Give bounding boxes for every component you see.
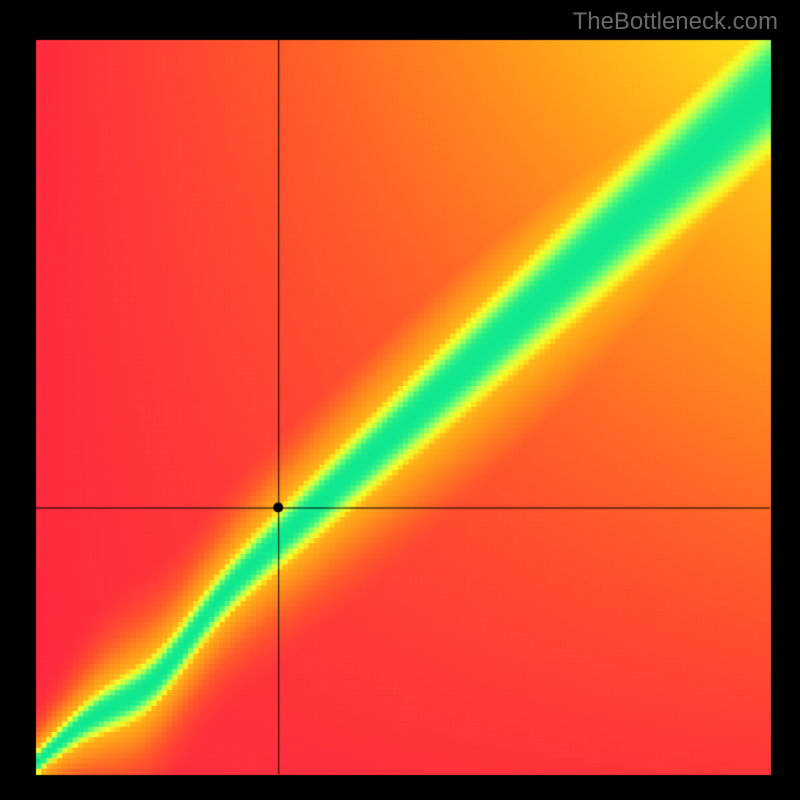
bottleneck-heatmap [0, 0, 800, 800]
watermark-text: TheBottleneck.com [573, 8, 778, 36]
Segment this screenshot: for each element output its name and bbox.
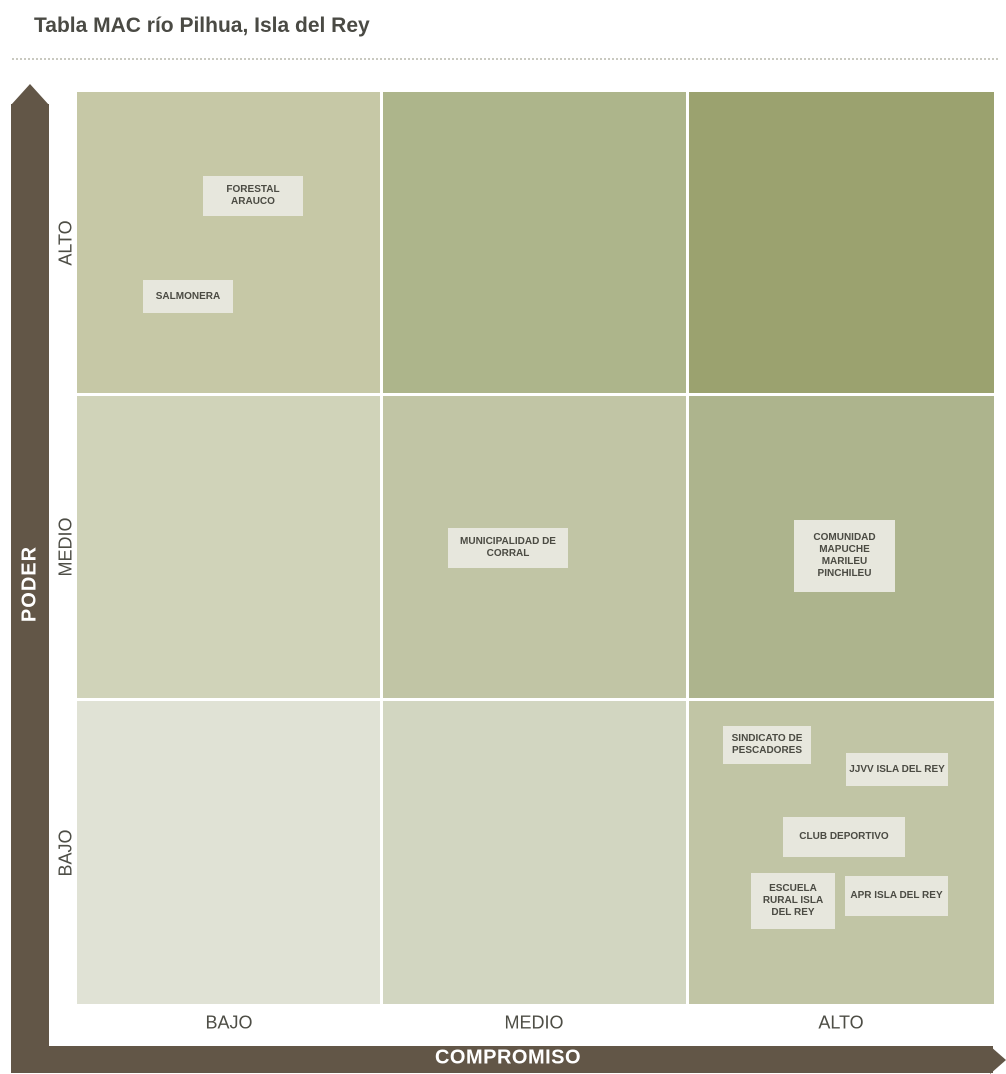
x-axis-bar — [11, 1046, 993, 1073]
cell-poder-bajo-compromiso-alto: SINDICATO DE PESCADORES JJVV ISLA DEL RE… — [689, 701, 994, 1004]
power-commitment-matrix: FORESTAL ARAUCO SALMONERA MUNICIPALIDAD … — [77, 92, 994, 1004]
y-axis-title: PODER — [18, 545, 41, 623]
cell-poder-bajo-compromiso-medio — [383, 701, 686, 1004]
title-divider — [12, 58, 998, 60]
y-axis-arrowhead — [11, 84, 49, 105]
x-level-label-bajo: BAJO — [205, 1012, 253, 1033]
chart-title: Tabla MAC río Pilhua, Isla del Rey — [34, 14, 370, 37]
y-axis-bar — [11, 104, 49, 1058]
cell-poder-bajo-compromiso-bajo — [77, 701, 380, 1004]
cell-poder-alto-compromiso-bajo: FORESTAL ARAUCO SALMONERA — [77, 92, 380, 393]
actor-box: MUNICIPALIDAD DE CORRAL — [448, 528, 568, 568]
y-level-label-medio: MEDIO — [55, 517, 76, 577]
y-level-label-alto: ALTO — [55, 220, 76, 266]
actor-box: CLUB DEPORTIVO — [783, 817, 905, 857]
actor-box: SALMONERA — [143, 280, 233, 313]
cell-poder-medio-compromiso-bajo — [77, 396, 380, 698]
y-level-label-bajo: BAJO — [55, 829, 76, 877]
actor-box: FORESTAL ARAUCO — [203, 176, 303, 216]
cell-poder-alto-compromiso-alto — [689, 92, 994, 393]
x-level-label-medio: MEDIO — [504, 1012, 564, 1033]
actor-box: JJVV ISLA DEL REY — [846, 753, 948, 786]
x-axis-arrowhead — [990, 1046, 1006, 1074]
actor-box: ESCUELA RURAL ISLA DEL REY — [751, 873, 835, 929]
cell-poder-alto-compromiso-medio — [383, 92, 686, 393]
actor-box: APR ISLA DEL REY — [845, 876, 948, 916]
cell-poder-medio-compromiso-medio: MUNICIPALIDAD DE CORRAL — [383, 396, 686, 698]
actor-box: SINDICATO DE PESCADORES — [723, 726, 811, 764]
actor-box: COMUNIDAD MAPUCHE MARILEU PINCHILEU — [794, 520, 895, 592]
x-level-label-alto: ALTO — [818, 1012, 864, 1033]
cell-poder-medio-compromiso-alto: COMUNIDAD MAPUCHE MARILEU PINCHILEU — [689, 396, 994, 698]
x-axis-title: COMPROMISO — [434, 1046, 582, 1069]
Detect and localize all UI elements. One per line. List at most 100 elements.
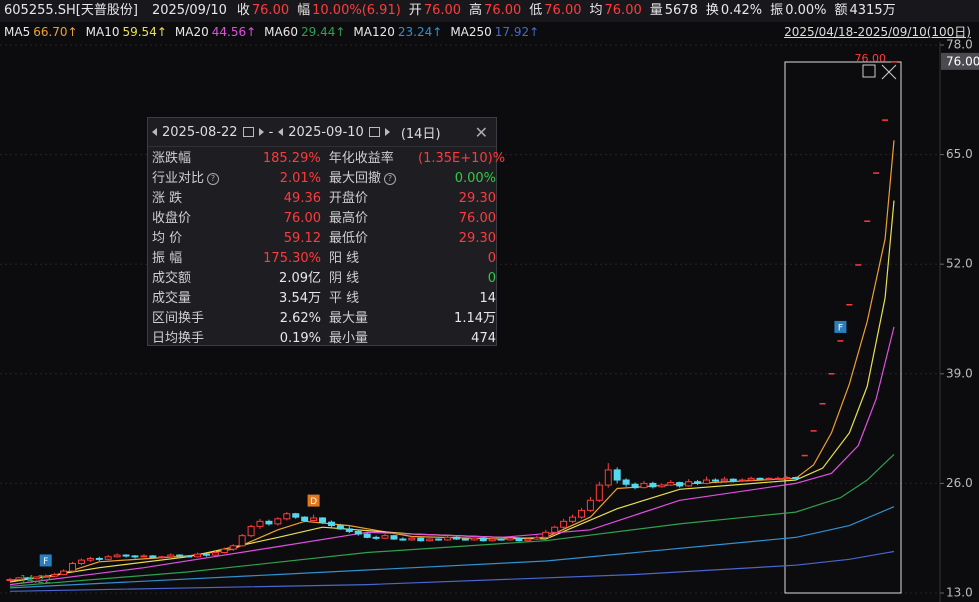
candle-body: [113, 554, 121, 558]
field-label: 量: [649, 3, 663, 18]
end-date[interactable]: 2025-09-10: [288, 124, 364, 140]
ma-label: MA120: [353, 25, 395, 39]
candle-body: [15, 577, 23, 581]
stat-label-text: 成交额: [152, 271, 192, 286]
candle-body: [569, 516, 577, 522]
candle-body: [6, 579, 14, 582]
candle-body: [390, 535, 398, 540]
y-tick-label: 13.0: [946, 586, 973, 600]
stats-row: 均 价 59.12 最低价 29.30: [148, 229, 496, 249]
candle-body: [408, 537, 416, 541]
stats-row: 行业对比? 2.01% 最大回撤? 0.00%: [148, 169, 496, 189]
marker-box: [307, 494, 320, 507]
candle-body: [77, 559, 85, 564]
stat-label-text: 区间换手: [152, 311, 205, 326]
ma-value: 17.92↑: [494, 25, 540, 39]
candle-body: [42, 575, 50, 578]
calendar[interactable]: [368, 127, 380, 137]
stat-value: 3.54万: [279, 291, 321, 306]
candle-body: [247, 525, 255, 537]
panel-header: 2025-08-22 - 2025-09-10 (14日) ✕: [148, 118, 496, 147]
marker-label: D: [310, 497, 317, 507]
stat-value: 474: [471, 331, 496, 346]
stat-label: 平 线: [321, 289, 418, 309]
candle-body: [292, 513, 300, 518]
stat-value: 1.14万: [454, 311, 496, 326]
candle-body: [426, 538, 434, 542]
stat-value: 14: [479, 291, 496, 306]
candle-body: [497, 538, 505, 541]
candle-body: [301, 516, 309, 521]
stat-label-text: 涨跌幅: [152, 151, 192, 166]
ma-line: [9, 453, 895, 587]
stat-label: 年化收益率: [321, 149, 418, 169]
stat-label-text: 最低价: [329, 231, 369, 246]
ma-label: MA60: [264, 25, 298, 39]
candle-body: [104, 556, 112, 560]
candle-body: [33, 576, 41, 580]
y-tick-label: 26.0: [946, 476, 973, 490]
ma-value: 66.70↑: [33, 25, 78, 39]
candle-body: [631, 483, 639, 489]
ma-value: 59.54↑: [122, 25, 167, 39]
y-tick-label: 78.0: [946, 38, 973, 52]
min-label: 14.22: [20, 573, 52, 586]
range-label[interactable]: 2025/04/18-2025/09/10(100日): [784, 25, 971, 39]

**TASK TO COMPLETE**
Transcribe the rows word for word, starting at the first row and ending at the row that contains "Segment this screenshot: for", including both ends. Leave out the pictures.

**OUTPUT**
Give bounding boxes for every component you see.
bottleneck-heatmap [0, 0, 800, 800]
watermark-text: TheBottleneck.com [573, 8, 778, 36]
Segment this screenshot: for each element output its name and bbox.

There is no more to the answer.